What needs to be done:
Go through the material below and report how many lines contain "type". Give only the number.

Extracted information:
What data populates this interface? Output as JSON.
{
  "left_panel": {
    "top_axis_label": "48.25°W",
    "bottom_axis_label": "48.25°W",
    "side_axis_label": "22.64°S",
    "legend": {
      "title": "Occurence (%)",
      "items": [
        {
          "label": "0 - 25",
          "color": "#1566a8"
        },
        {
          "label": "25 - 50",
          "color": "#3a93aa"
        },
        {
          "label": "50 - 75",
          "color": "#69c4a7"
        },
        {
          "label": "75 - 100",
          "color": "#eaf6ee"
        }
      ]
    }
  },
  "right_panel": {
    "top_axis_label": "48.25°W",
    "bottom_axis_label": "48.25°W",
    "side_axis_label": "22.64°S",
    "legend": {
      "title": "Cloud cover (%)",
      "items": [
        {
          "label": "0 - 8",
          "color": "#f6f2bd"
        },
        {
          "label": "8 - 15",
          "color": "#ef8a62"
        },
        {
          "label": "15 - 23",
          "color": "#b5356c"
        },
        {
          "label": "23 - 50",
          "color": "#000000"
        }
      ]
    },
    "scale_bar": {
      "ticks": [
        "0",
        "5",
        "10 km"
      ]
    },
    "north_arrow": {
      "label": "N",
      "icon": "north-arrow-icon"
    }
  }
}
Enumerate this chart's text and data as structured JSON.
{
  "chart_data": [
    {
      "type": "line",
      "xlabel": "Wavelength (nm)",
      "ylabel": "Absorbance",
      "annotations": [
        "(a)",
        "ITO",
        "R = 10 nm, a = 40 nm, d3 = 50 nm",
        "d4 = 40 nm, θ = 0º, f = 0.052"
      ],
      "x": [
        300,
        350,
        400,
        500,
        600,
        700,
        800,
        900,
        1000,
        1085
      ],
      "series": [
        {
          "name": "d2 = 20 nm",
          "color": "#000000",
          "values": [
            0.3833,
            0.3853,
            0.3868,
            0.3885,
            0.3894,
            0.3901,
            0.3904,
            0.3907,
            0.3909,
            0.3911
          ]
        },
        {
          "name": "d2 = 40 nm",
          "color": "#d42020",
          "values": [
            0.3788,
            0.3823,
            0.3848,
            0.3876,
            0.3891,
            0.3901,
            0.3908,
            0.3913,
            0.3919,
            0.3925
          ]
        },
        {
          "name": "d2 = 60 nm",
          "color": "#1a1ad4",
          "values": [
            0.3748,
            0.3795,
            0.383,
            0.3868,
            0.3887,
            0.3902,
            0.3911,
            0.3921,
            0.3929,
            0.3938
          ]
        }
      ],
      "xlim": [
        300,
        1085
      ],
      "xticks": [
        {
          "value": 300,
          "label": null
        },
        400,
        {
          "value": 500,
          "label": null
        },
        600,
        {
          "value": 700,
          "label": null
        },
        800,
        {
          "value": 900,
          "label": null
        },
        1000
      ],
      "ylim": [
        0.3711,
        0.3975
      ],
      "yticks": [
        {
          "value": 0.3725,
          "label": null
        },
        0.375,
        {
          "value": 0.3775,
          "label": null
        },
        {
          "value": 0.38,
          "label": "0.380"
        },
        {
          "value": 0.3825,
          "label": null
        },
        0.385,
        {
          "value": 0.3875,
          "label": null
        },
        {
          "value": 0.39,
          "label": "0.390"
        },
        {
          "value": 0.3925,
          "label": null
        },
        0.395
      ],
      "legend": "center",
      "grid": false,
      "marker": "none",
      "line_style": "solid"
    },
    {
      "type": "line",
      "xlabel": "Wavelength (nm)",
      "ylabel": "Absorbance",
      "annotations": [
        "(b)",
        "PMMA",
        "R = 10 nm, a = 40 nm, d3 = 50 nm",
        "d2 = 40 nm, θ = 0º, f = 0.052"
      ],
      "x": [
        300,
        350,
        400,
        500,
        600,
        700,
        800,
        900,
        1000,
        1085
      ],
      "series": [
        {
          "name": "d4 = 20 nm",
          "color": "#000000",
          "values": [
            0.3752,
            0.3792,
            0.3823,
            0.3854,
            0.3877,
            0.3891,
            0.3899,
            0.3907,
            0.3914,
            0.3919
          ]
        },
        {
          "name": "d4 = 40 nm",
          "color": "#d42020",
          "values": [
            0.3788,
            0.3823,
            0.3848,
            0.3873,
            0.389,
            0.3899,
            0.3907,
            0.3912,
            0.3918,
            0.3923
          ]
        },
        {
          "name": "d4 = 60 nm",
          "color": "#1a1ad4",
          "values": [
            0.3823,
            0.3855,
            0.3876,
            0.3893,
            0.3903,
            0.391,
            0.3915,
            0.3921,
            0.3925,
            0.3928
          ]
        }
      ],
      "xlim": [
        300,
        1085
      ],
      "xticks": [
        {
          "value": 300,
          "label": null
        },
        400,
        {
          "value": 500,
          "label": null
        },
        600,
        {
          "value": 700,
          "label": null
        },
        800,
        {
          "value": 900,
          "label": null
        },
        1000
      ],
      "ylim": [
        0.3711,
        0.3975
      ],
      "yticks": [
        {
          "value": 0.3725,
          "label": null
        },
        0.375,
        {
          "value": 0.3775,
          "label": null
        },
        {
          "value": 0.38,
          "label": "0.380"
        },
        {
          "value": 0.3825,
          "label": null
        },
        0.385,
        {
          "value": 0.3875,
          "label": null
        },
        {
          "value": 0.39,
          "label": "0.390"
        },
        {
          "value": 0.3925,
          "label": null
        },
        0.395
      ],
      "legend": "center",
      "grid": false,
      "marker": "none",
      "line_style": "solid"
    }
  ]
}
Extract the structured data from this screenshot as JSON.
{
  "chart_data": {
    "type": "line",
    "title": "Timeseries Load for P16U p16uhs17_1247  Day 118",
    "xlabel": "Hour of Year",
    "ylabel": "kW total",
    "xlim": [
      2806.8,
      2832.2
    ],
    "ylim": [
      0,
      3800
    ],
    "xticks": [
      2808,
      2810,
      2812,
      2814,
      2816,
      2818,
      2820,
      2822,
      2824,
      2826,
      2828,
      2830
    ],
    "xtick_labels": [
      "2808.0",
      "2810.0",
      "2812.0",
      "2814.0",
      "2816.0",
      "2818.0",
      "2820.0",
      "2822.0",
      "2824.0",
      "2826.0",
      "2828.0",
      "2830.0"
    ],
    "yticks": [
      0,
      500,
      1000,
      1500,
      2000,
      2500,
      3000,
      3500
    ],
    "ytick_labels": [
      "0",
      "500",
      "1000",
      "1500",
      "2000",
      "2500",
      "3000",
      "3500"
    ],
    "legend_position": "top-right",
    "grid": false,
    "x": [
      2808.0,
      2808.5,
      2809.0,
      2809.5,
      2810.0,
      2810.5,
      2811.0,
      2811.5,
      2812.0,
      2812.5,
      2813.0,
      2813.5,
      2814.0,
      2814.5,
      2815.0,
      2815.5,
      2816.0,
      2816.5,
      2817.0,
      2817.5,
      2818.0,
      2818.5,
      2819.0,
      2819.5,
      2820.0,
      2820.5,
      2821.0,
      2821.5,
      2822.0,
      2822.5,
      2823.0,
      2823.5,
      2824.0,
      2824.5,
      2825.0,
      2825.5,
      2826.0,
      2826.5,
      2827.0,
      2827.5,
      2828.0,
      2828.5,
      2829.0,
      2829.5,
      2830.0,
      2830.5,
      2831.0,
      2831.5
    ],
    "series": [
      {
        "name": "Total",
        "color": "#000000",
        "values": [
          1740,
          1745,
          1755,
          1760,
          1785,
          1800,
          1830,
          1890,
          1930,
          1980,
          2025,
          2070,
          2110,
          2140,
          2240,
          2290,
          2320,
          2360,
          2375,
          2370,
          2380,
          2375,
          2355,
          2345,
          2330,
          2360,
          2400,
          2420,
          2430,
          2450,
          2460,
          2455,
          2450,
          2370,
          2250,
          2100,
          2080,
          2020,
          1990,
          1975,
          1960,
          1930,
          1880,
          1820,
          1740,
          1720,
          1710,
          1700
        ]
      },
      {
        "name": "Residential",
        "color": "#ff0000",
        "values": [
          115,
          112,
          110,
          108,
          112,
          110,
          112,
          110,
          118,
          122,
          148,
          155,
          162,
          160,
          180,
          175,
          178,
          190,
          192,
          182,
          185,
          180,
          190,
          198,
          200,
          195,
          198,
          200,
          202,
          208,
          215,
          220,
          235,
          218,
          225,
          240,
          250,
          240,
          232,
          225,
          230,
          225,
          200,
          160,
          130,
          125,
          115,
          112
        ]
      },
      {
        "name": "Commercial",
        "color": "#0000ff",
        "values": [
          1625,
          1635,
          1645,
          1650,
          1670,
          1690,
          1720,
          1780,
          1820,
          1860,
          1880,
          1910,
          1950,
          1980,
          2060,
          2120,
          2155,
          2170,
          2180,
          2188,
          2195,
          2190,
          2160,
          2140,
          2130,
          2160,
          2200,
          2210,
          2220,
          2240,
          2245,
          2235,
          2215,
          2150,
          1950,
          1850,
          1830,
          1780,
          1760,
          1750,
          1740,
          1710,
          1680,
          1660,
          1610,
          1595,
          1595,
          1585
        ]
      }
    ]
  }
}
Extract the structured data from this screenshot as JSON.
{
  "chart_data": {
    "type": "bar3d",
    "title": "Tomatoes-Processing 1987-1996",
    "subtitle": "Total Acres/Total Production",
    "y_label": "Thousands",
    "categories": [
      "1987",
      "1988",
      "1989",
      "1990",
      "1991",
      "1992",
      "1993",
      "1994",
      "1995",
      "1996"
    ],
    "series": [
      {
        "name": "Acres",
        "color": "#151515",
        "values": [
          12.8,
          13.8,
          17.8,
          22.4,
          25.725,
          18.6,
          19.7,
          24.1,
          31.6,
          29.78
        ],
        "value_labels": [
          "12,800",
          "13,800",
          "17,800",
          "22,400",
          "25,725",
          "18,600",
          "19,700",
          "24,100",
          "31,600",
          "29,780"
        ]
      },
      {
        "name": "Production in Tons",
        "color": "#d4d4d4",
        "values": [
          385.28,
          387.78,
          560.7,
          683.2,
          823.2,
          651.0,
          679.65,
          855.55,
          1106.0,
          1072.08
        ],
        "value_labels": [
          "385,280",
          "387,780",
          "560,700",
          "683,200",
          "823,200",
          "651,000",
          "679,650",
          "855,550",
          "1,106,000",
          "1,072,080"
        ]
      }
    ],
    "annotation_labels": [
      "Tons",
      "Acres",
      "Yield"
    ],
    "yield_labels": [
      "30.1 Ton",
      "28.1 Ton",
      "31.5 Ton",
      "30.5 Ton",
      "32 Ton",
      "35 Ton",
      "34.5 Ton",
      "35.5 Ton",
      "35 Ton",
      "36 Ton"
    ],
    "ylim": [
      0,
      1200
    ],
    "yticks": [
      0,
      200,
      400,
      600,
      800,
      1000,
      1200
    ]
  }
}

Task solution:
4